== Stated goal ==
Take every line where the string "ylabel" appears and copy it.

Records from a data source
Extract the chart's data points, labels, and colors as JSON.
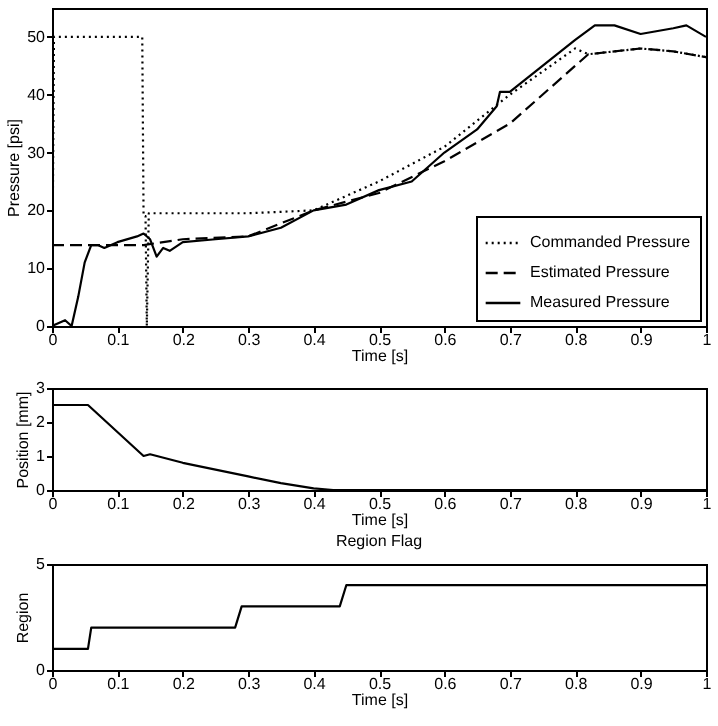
{
  "chart_data": [
    {
      "type": "line",
      "xlabel": "Time [s]",
      "ylabel": "Pressure [psi]",
      "xlim": [
        0,
        1
      ],
      "ylim": [
        0,
        55
      ],
      "xticks": [
        0,
        0.1,
        0.2,
        0.3,
        0.4,
        0.5,
        0.6,
        0.7,
        0.8,
        0.9,
        1
      ],
      "yticks": [
        0,
        10,
        20,
        30,
        40,
        50
      ],
      "grid": false,
      "legend": "bottom right",
      "series": [
        {
          "name": "Commanded Pressure",
          "color": "#000000",
          "line_style": "dotted",
          "x": [
            0,
            0.003,
            0.138,
            0.14,
            0.143,
            0.145,
            0.148,
            0.2,
            0.3,
            0.4,
            0.5,
            0.6,
            0.7,
            0.8,
            0.82,
            0.9,
            0.95,
            1
          ],
          "values": [
            0,
            50,
            50,
            19,
            19,
            0,
            19.5,
            19.5,
            19.5,
            20,
            25,
            31,
            40,
            48,
            47,
            48,
            47.5,
            46.5
          ]
        },
        {
          "name": "Estimated Pressure",
          "color": "#000000",
          "line_style": "dashed",
          "x": [
            0,
            0.14,
            0.2,
            0.3,
            0.4,
            0.5,
            0.6,
            0.7,
            0.78,
            0.82,
            0.9,
            0.95,
            1
          ],
          "values": [
            14,
            14,
            15,
            15.5,
            20,
            23,
            28.5,
            35,
            43,
            47,
            48,
            47.5,
            46.5
          ]
        },
        {
          "name": "Measured Pressure",
          "color": "#000000",
          "line_style": "solid",
          "x": [
            0,
            0.02,
            0.03,
            0.04,
            0.05,
            0.06,
            0.07,
            0.08,
            0.1,
            0.13,
            0.14,
            0.15,
            0.16,
            0.17,
            0.18,
            0.2,
            0.25,
            0.3,
            0.35,
            0.4,
            0.45,
            0.5,
            0.55,
            0.6,
            0.65,
            0.68,
            0.685,
            0.7,
            0.75,
            0.8,
            0.83,
            0.86,
            0.9,
            0.95,
            0.97,
            1
          ],
          "values": [
            0,
            1,
            0,
            5,
            11,
            14,
            14,
            13.5,
            14.5,
            15.5,
            16,
            15,
            12,
            13.5,
            13,
            14.5,
            15,
            15.5,
            17,
            20,
            21,
            23.5,
            25,
            30,
            34,
            38,
            40.5,
            40.5,
            45,
            49.5,
            52,
            52,
            50.5,
            51.5,
            52,
            50
          ]
        }
      ]
    },
    {
      "type": "line",
      "xlabel": "Time [s]",
      "ylabel": "Position [mm]",
      "xlim": [
        0,
        1
      ],
      "ylim": [
        0,
        3
      ],
      "xticks": [
        0,
        0.1,
        0.2,
        0.3,
        0.4,
        0.5,
        0.6,
        0.7,
        0.8,
        0.9,
        1
      ],
      "yticks": [
        0,
        1,
        2,
        3
      ],
      "grid": false,
      "line_style": "solid",
      "series": [
        {
          "color": "#000000",
          "x": [
            0,
            0.055,
            0.14,
            0.15,
            0.2,
            0.3,
            0.35,
            0.4,
            0.43,
            1
          ],
          "values": [
            2.5,
            2.5,
            1,
            1.05,
            0.8,
            0.4,
            0.2,
            0.05,
            0,
            0
          ]
        }
      ]
    },
    {
      "type": "line",
      "title": "Region Flag",
      "xlabel": "Time [s]",
      "ylabel": "Region",
      "xlim": [
        0,
        1
      ],
      "ylim": [
        0,
        5
      ],
      "xticks": [
        0,
        0.1,
        0.2,
        0.3,
        0.4,
        0.5,
        0.6,
        0.7,
        0.8,
        0.9,
        1
      ],
      "yticks": [
        0,
        5
      ],
      "grid": false,
      "line_style": "solid",
      "series": [
        {
          "color": "#000000",
          "x": [
            0,
            0.055,
            0.06,
            0.28,
            0.29,
            0.44,
            0.45,
            1
          ],
          "values": [
            1,
            1,
            2,
            2,
            3,
            3,
            4,
            4
          ]
        }
      ]
    }
  ]
}
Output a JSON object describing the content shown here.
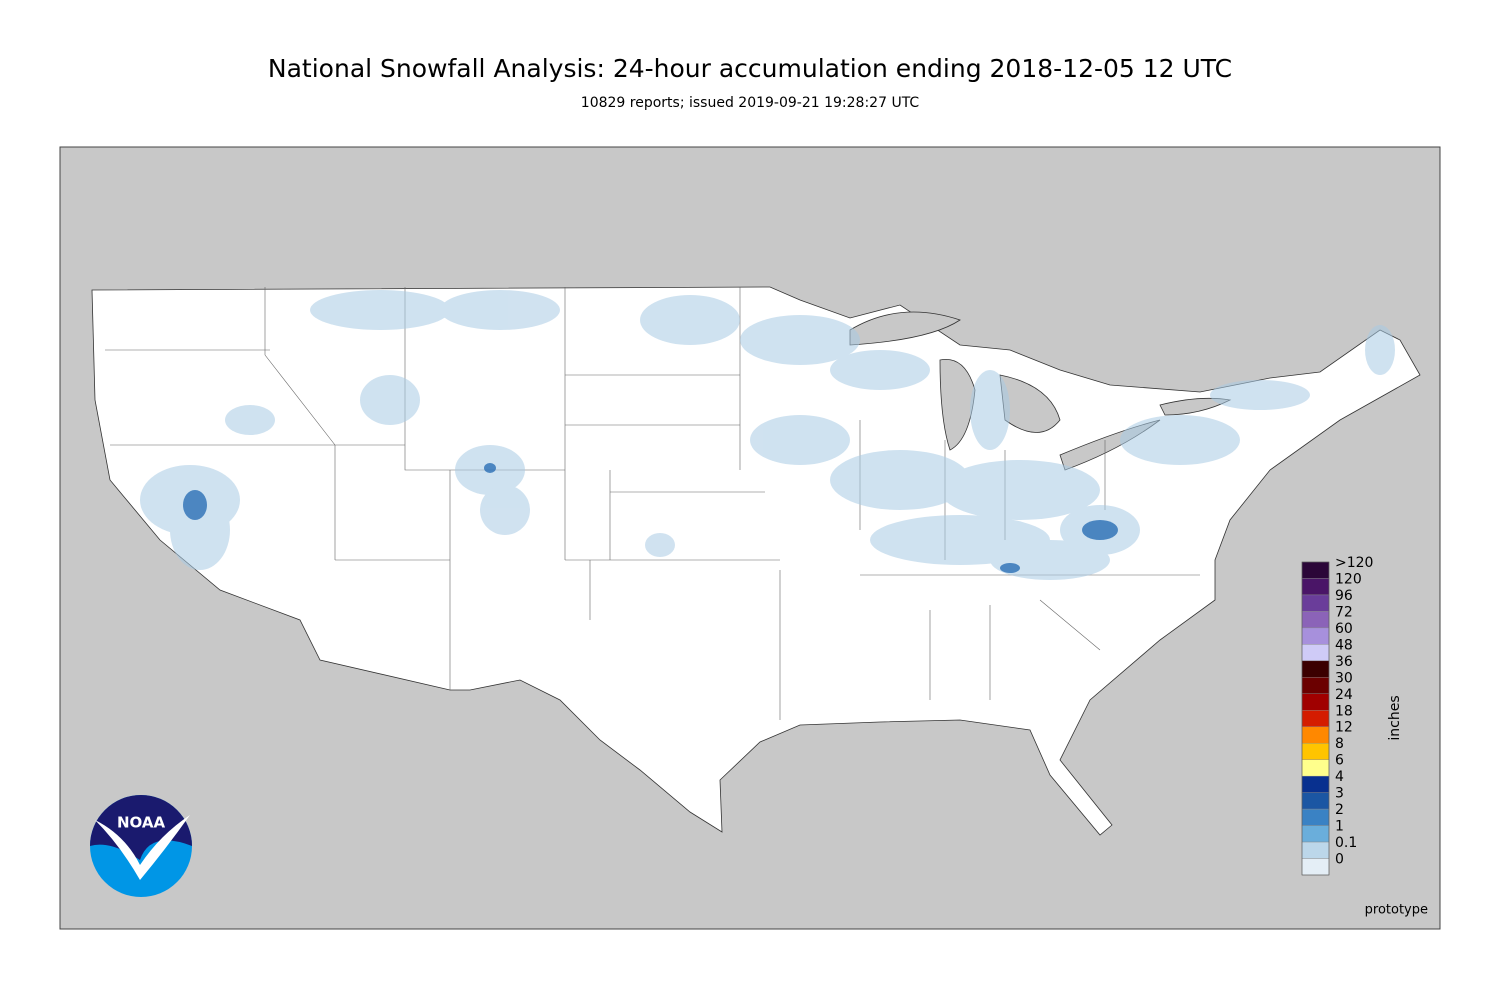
{
  "header": {
    "title": "National Snowfall Analysis: 24-hour accumulation ending 2018-12-05 12 UTC",
    "subtitle": "10829 reports; issued 2019-09-21 19:28:27 UTC"
  },
  "legend": {
    "title": "inches",
    "items": [
      {
        "label": ">120",
        "color": "#2b0638"
      },
      {
        "label": "120",
        "color": "#4a1567"
      },
      {
        "label": "96",
        "color": "#6a3d9a"
      },
      {
        "label": "72",
        "color": "#8b63b8"
      },
      {
        "label": "60",
        "color": "#a790dc"
      },
      {
        "label": "48",
        "color": "#cfcbf7"
      },
      {
        "label": "36",
        "color": "#3b0000"
      },
      {
        "label": "30",
        "color": "#6b0000"
      },
      {
        "label": "24",
        "color": "#a00000"
      },
      {
        "label": "18",
        "color": "#d41c00"
      },
      {
        "label": "12",
        "color": "#ff8800"
      },
      {
        "label": "8",
        "color": "#ffc400"
      },
      {
        "label": "6",
        "color": "#ffff8c"
      },
      {
        "label": "4",
        "color": "#08308f"
      },
      {
        "label": "3",
        "color": "#1b56a3"
      },
      {
        "label": "2",
        "color": "#3a82c4"
      },
      {
        "label": "1",
        "color": "#6aaedb"
      },
      {
        "label": "0.1",
        "color": "#bcd7ea"
      },
      {
        "label": "0",
        "color": "#e4eef6"
      }
    ]
  },
  "logo": "NOAA",
  "footer": "prototype"
}
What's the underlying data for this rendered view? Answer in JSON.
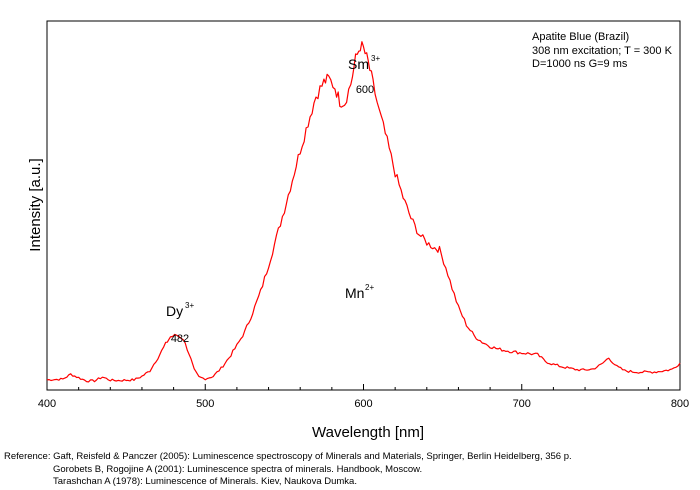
{
  "chart_data": {
    "type": "line",
    "xlabel": "Wavelength [nm]",
    "ylabel": "Intensity [a.u.]",
    "xlim": [
      400,
      800
    ],
    "xticks": [
      "400",
      "500",
      "600",
      "700",
      "800"
    ],
    "series": [
      {
        "color": "#ff0000",
        "x": [
          400,
          410,
          415,
          420,
          425,
          430,
          435,
          440,
          445,
          450,
          455,
          460,
          465,
          470,
          475,
          478,
          482,
          486,
          490,
          493,
          496,
          500,
          505,
          510,
          515,
          520,
          525,
          530,
          535,
          540,
          545,
          550,
          555,
          560,
          565,
          570,
          575,
          578,
          582,
          585,
          588,
          592,
          595,
          598,
          600,
          603,
          606,
          610,
          615,
          620,
          625,
          630,
          635,
          640,
          645,
          648,
          652,
          656,
          660,
          665,
          670,
          675,
          680,
          685,
          690,
          695,
          700,
          705,
          710,
          715,
          720,
          725,
          730,
          735,
          740,
          745,
          750,
          755,
          760,
          765,
          770,
          775,
          780,
          785,
          790,
          795,
          800
        ],
        "y": [
          1.2,
          1.4,
          2.8,
          1.8,
          0.9,
          0.9,
          2.0,
          1.1,
          1.0,
          1.1,
          1.2,
          2.2,
          3.8,
          7.5,
          11.5,
          13.5,
          14.0,
          13.0,
          8.5,
          4.0,
          2.0,
          1.5,
          2.2,
          4.5,
          7.5,
          11.0,
          15.0,
          20.5,
          26.5,
          34.0,
          42.0,
          50.0,
          58.5,
          67.0,
          75.0,
          82.5,
          86.5,
          87.5,
          85.0,
          81.0,
          80.5,
          86.0,
          93.0,
          97.0,
          96.0,
          92.0,
          86.0,
          78.0,
          69.5,
          60.5,
          53.5,
          47.5,
          43.0,
          40.5,
          39.0,
          38.5,
          33.5,
          27.5,
          22.0,
          17.0,
          13.8,
          12.0,
          10.8,
          10.0,
          9.6,
          9.2,
          8.9,
          8.7,
          8.4,
          6.5,
          5.6,
          5.0,
          4.5,
          4.1,
          4.0,
          4.3,
          5.5,
          7.5,
          5.0,
          3.8,
          3.5,
          3.4,
          3.4,
          3.5,
          3.8,
          4.2,
          6.0
        ]
      }
    ],
    "annotations": [
      {
        "id": "sm-peak",
        "ion": "Sm",
        "charge": "3+",
        "value": "600",
        "x": 600
      },
      {
        "id": "dy-peak",
        "ion": "Dy",
        "charge": "3+",
        "value": "482",
        "x": 482
      },
      {
        "id": "mn-band",
        "ion": "Mn",
        "charge": "2+",
        "x": 598
      }
    ]
  },
  "info_box": {
    "line1": "Apatite Blue (Brazil)",
    "line2": "308 nm excitation; T = 300 K",
    "line3": "D=1000 ns  G=9 ms"
  },
  "references": {
    "line1": "Reference: Gaft, Reisfeld & Panczer (2005): Luminescence spectroscopy of Minerals and Materials, Springer, Berlin Heidelberg, 356 p.",
    "line2": "Gorobets B, Rogojine A (2001): Luminescence spectra of minerals. Handbook, Moscow.",
    "line3": "Tarashchan A (1978): Luminescence of Minerals. Kiev, Naukova Dumka."
  }
}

== Response to this exercise ==
      "ylabel": "Pressure [psi]",
      "ylabel": "Position [mm]",
      "ylabel": "Region",
    "ylabel": "Intensity [a.u.]",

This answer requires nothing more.